◆ **Short task**: Copy every line of the listing that holds the string "modules".

◆ **Given data**:
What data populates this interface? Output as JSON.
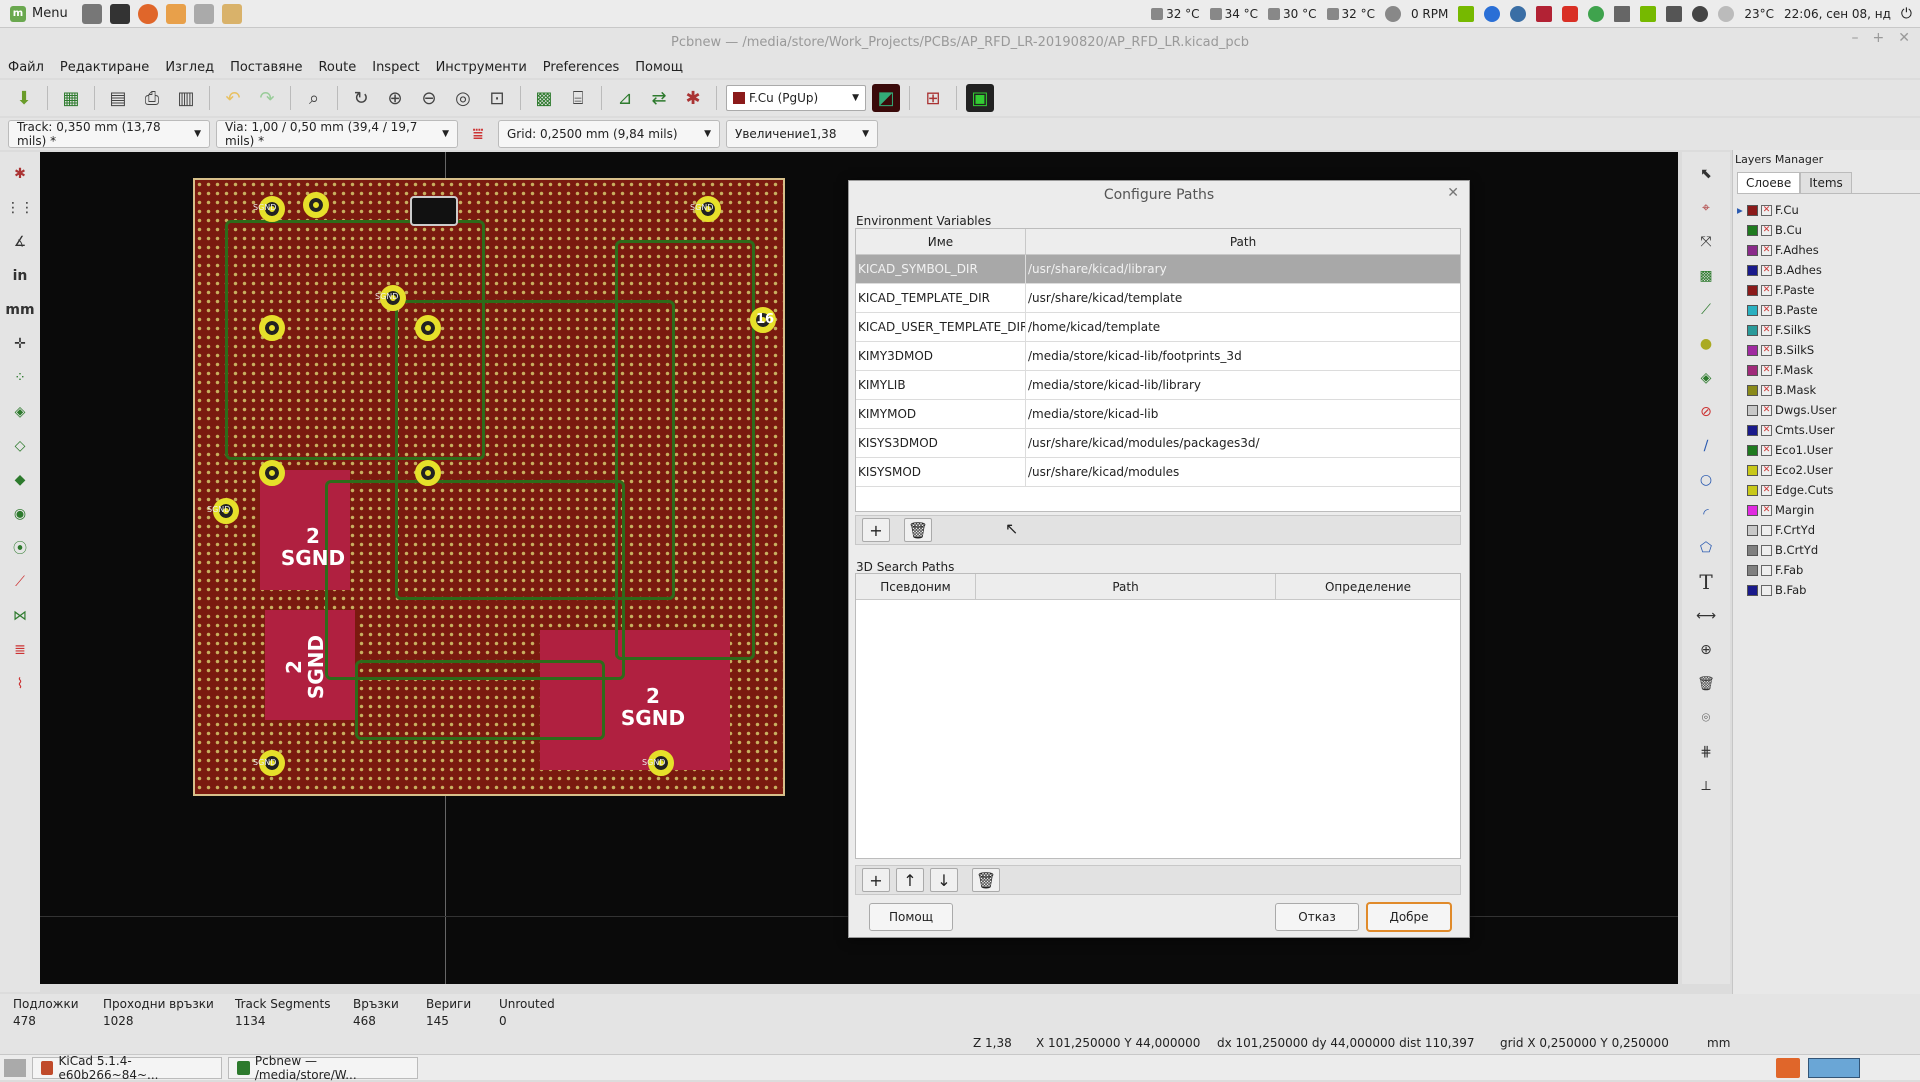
{
  "system": {
    "menu_label": "Menu",
    "temps": [
      "32 °C",
      "34 °C",
      "30 °C",
      "32 °C"
    ],
    "fan": "0 RPM",
    "weather": "23°C",
    "clock": "22:06, сен 08, нд"
  },
  "window": {
    "title": "Pcbnew — /media/store/Work_Projects/PCBs/AP_RFD_LR-20190820/AP_RFD_LR.kicad_pcb"
  },
  "menubar": [
    "Файл",
    "Редактиране",
    "Изглед",
    "Поставяне",
    "Route",
    "Inspect",
    "Инструменти",
    "Preferences",
    "Помощ"
  ],
  "toolbar": {
    "active_layer": "F.Cu (PgUp)",
    "active_layer_color": "#8b1a1a"
  },
  "toolbar2": {
    "track": "Track: 0,350 mm (13,78 mils) *",
    "via": "Via: 1,00 / 0,50 mm (39,4 / 19,7 mils) *",
    "grid": "Grid: 0,2500 mm (9,84 mils)",
    "zoom": "Увеличение1,38"
  },
  "left_toolbar": {
    "inch_label": "in",
    "mm_label": "mm"
  },
  "pcb": {
    "pad_labels": [
      {
        "n": "2",
        "t": "SGND"
      },
      {
        "n": "2",
        "t": "SGND"
      },
      {
        "n": "2",
        "t": "SGND"
      }
    ],
    "small_labels": [
      "SGND",
      "SGND",
      "SGND",
      "SGND",
      "SGND",
      "SGND"
    ],
    "pin_number": "16"
  },
  "dialog": {
    "title": "Configure Paths",
    "env_section": "Environment Variables",
    "env_headers": [
      "Име",
      "Path"
    ],
    "env_rows": [
      {
        "name": "KICAD_SYMBOL_DIR",
        "path": "/usr/share/kicad/library"
      },
      {
        "name": "KICAD_TEMPLATE_DIR",
        "path": "/usr/share/kicad/template"
      },
      {
        "name": "KICAD_USER_TEMPLATE_DIR",
        "path": "/home/kicad/template"
      },
      {
        "name": "KIMY3DMOD",
        "path": "/media/store/kicad-lib/footprints_3d"
      },
      {
        "name": "KIMYLIB",
        "path": "/media/store/kicad-lib/library"
      },
      {
        "name": "KIMYMOD",
        "path": "/media/store/kicad-lib"
      },
      {
        "name": "KISYS3DMOD",
        "path": "/usr/share/kicad/modules/packages3d/"
      },
      {
        "name": "KISYSMOD",
        "path": "/usr/share/kicad/modules"
      }
    ],
    "search_section": "3D Search Paths",
    "search_headers": [
      "Псевдоним",
      "Path",
      "Определение"
    ],
    "help": "Помощ",
    "cancel": "Отказ",
    "ok": "Добре"
  },
  "layers_manager": {
    "title": "Layers Manager",
    "tabs": [
      "Слоеве",
      "Items"
    ],
    "layers": [
      {
        "name": "F.Cu",
        "color": "#8b1a1a"
      },
      {
        "name": "B.Cu",
        "color": "#1f7a1f"
      },
      {
        "name": "F.Adhes",
        "color": "#8a2a8a"
      },
      {
        "name": "B.Adhes",
        "color": "#1a1a8b"
      },
      {
        "name": "F.Paste",
        "color": "#8b1a1a"
      },
      {
        "name": "B.Paste",
        "color": "#2ab0c0"
      },
      {
        "name": "F.SilkS",
        "color": "#2a9a9a"
      },
      {
        "name": "B.SilkS",
        "color": "#a02aa0"
      },
      {
        "name": "F.Mask",
        "color": "#a02a7a"
      },
      {
        "name": "B.Mask",
        "color": "#8a8a1a"
      },
      {
        "name": "Dwgs.User",
        "color": "#c8c8c8"
      },
      {
        "name": "Cmts.User",
        "color": "#1a1a8b"
      },
      {
        "name": "Eco1.User",
        "color": "#1f7a1f"
      },
      {
        "name": "Eco2.User",
        "color": "#c8c81a"
      },
      {
        "name": "Edge.Cuts",
        "color": "#c8c81a"
      },
      {
        "name": "Margin",
        "color": "#e02ae0"
      },
      {
        "name": "F.CrtYd",
        "color": "#c8c8c8"
      },
      {
        "name": "B.CrtYd",
        "color": "#808080"
      },
      {
        "name": "F.Fab",
        "color": "#808080"
      },
      {
        "name": "B.Fab",
        "color": "#1a1a8b"
      }
    ]
  },
  "status": {
    "items": [
      {
        "label": "Подложки",
        "value": "478"
      },
      {
        "label": "Проходни връзки",
        "value": "1028"
      },
      {
        "label": "Track Segments",
        "value": "1134"
      },
      {
        "label": "Връзки",
        "value": "468"
      },
      {
        "label": "Вериги",
        "value": "145"
      },
      {
        "label": "Unrouted",
        "value": "0"
      }
    ],
    "zoom": "Z 1,38",
    "xy": "X 101,250000  Y 44,000000",
    "delta": "dx 101,250000  dy 44,000000  dist 110,397",
    "grid": "grid X 0,250000  Y 0,250000",
    "units": "mm"
  },
  "taskbar": {
    "tasks": [
      "KiCad 5.1.4-e60b266~84~...",
      "Pcbnew — /media/store/W..."
    ]
  }
}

◆ **Exercise solution**:
        "path": "/usr/share/kicad/modules/packages3d/"
        "path": "/usr/share/kicad/modules"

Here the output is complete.